Objective:
Here are some entries; quote each one exactly.

Records provided:

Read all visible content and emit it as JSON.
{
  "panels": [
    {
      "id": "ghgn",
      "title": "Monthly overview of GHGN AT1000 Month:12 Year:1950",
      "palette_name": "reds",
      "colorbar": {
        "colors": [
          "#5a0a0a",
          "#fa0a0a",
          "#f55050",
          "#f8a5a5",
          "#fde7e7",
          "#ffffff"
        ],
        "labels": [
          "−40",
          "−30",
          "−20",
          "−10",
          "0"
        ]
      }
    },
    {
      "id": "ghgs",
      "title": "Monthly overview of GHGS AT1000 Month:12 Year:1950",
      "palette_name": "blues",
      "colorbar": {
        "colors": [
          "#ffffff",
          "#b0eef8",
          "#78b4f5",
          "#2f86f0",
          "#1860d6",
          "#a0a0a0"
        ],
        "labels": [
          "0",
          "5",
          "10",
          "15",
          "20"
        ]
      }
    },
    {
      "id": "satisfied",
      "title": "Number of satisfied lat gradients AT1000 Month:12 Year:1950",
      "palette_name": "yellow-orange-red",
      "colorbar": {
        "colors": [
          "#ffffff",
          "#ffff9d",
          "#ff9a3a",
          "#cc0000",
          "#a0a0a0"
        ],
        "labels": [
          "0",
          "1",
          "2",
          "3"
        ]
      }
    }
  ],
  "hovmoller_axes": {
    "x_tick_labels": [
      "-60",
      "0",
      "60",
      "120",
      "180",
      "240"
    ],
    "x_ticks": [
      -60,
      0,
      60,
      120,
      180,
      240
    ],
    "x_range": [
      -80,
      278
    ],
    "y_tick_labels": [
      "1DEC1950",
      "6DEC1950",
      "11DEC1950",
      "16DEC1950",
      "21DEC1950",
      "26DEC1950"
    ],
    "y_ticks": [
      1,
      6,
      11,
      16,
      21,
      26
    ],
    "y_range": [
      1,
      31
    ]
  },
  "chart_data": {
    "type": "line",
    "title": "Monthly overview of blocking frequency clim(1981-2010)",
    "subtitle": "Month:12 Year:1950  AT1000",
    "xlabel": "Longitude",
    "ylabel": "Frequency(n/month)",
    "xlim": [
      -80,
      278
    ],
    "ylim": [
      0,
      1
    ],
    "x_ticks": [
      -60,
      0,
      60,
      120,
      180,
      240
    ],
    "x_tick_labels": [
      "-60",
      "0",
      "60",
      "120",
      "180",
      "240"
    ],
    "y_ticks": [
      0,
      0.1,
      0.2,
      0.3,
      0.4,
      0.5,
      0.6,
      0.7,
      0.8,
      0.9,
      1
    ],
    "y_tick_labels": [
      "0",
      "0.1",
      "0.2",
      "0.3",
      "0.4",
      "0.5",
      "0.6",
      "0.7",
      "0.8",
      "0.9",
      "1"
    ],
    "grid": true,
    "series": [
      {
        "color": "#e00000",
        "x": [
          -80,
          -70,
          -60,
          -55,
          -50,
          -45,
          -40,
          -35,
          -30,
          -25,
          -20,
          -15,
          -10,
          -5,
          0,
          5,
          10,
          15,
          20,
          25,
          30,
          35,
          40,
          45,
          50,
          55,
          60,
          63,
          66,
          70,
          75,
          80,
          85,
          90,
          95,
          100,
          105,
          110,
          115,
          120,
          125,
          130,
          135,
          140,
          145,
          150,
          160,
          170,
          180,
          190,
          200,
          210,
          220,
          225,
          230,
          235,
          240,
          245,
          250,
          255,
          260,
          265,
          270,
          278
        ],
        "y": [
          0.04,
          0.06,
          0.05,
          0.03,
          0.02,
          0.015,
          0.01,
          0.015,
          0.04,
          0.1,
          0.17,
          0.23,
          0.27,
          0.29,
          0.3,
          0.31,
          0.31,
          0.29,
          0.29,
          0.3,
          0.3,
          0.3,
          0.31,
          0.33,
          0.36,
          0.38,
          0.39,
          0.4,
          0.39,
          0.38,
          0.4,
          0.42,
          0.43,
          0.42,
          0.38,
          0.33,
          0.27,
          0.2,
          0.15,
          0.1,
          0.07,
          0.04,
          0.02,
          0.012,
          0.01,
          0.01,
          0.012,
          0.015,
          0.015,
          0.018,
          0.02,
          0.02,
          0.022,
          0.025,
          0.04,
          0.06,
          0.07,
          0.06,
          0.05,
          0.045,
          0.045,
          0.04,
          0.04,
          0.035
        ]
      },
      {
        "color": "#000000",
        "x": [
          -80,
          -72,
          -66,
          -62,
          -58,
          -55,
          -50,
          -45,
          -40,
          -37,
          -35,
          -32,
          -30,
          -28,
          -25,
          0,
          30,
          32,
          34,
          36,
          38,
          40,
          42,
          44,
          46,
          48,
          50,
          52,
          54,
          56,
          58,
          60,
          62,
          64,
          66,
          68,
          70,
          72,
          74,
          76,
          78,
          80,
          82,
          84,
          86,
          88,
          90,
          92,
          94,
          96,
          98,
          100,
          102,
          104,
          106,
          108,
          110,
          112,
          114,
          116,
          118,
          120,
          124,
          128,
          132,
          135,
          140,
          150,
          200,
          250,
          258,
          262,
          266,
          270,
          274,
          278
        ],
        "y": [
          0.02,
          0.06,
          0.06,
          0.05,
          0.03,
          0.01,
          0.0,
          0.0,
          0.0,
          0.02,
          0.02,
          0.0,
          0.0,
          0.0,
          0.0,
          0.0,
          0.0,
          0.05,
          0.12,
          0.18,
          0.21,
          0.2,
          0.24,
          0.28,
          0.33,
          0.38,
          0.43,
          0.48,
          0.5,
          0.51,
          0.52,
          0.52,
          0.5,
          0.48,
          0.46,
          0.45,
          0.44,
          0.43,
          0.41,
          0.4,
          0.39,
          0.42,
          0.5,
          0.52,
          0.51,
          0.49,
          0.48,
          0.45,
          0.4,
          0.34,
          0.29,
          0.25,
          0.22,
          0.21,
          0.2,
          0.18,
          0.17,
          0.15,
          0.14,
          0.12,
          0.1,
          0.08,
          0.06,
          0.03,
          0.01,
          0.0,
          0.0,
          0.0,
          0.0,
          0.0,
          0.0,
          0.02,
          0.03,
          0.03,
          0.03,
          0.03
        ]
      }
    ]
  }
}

Answer for the task:
Read all visible content and emit it as JSON.
{
  "panels": [
    {
      "id": "ghgn",
      "title": "Monthly overview of GHGN AT1000 Month:12 Year:1950",
      "palette_name": "reds",
      "colorbar": {
        "colors": [
          "#5a0a0a",
          "#fa0a0a",
          "#f55050",
          "#f8a5a5",
          "#fde7e7",
          "#ffffff"
        ],
        "labels": [
          "−40",
          "−30",
          "−20",
          "−10",
          "0"
        ]
      }
    },
    {
      "id": "ghgs",
      "title": "Monthly overview of GHGS AT1000 Month:12 Year:1950",
      "palette_name": "blues",
      "colorbar": {
        "colors": [
          "#ffffff",
          "#b0eef8",
          "#78b4f5",
          "#2f86f0",
          "#1860d6",
          "#a0a0a0"
        ],
        "labels": [
          "0",
          "5",
          "10",
          "15",
          "20"
        ]
      }
    },
    {
      "id": "satisfied",
      "title": "Number of satisfied lat gradients AT1000 Month:12 Year:1950",
      "palette_name": "yellow-orange-red",
      "colorbar": {
        "colors": [
          "#ffffff",
          "#ffff9d",
          "#ff9a3a",
          "#cc0000",
          "#a0a0a0"
        ],
        "labels": [
          "0",
          "1",
          "2",
          "3"
        ]
      }
    }
  ],
  "hovmoller_axes": {
    "x_tick_labels": [
      "-60",
      "0",
      "60",
      "120",
      "180",
      "240"
    ],
    "x_ticks": [
      -60,
      0,
      60,
      120,
      180,
      240
    ],
    "x_range": [
      -80,
      278
    ],
    "y_tick_labels": [
      "1DEC1950",
      "6DEC1950",
      "11DEC1950",
      "16DEC1950",
      "21DEC1950",
      "26DEC1950"
    ],
    "y_ticks": [
      1,
      6,
      11,
      16,
      21,
      26
    ],
    "y_range": [
      1,
      31
    ]
  },
  "chart_data": {
    "type": "line",
    "title": "Monthly overview of blocking frequency clim(1981-2010)",
    "subtitle": "Month:12 Year:1950  AT1000",
    "xlabel": "Longitude",
    "ylabel": "Frequency(n/month)",
    "xlim": [
      -80,
      278
    ],
    "ylim": [
      0,
      1
    ],
    "x_ticks": [
      -60,
      0,
      60,
      120,
      180,
      240
    ],
    "x_tick_labels": [
      "-60",
      "0",
      "60",
      "120",
      "180",
      "240"
    ],
    "y_ticks": [
      0,
      0.1,
      0.2,
      0.3,
      0.4,
      0.5,
      0.6,
      0.7,
      0.8,
      0.9,
      1
    ],
    "y_tick_labels": [
      "0",
      "0.1",
      "0.2",
      "0.3",
      "0.4",
      "0.5",
      "0.6",
      "0.7",
      "0.8",
      "0.9",
      "1"
    ],
    "grid": true,
    "series": [
      {
        "color": "#e00000",
        "x": [
          -80,
          -70,
          -60,
          -55,
          -50,
          -45,
          -40,
          -35,
          -30,
          -25,
          -20,
          -15,
          -10,
          -5,
          0,
          5,
          10,
          15,
          20,
          25,
          30,
          35,
          40,
          45,
          50,
          55,
          60,
          63,
          66,
          70,
          75,
          80,
          85,
          90,
          95,
          100,
          105,
          110,
          115,
          120,
          125,
          130,
          135,
          140,
          145,
          150,
          160,
          170,
          180,
          190,
          200,
          210,
          220,
          225,
          230,
          235,
          240,
          245,
          250,
          255,
          260,
          265,
          270,
          278
        ],
        "y": [
          0.04,
          0.06,
          0.05,
          0.03,
          0.02,
          0.015,
          0.01,
          0.015,
          0.04,
          0.1,
          0.17,
          0.23,
          0.27,
          0.29,
          0.3,
          0.31,
          0.31,
          0.29,
          0.29,
          0.3,
          0.3,
          0.3,
          0.31,
          0.33,
          0.36,
          0.38,
          0.39,
          0.4,
          0.39,
          0.38,
          0.4,
          0.42,
          0.43,
          0.42,
          0.38,
          0.33,
          0.27,
          0.2,
          0.15,
          0.1,
          0.07,
          0.04,
          0.02,
          0.012,
          0.01,
          0.01,
          0.012,
          0.015,
          0.015,
          0.018,
          0.02,
          0.02,
          0.022,
          0.025,
          0.04,
          0.06,
          0.07,
          0.06,
          0.05,
          0.045,
          0.045,
          0.04,
          0.04,
          0.035
        ]
      },
      {
        "color": "#000000",
        "x": [
          -80,
          -72,
          -66,
          -62,
          -58,
          -55,
          -50,
          -45,
          -40,
          -37,
          -35,
          -32,
          -30,
          -28,
          -25,
          0,
          30,
          32,
          34,
          36,
          38,
          40,
          42,
          44,
          46,
          48,
          50,
          52,
          54,
          56,
          58,
          60,
          62,
          64,
          66,
          68,
          70,
          72,
          74,
          76,
          78,
          80,
          82,
          84,
          86,
          88,
          90,
          92,
          94,
          96,
          98,
          100,
          102,
          104,
          106,
          108,
          110,
          112,
          114,
          116,
          118,
          120,
          124,
          128,
          132,
          135,
          140,
          150,
          200,
          250,
          258,
          262,
          266,
          270,
          274,
          278
        ],
        "y": [
          0.02,
          0.06,
          0.06,
          0.05,
          0.03,
          0.01,
          0.0,
          0.0,
          0.0,
          0.02,
          0.02,
          0.0,
          0.0,
          0.0,
          0.0,
          0.0,
          0.0,
          0.05,
          0.12,
          0.18,
          0.21,
          0.2,
          0.24,
          0.28,
          0.33,
          0.38,
          0.43,
          0.48,
          0.5,
          0.51,
          0.52,
          0.52,
          0.5,
          0.48,
          0.46,
          0.45,
          0.44,
          0.43,
          0.41,
          0.4,
          0.39,
          0.42,
          0.5,
          0.52,
          0.51,
          0.49,
          0.48,
          0.45,
          0.4,
          0.34,
          0.29,
          0.25,
          0.22,
          0.21,
          0.2,
          0.18,
          0.17,
          0.15,
          0.14,
          0.12,
          0.1,
          0.08,
          0.06,
          0.03,
          0.01,
          0.0,
          0.0,
          0.0,
          0.0,
          0.0,
          0.0,
          0.02,
          0.03,
          0.03,
          0.03,
          0.03
        ]
      }
    ]
  }
}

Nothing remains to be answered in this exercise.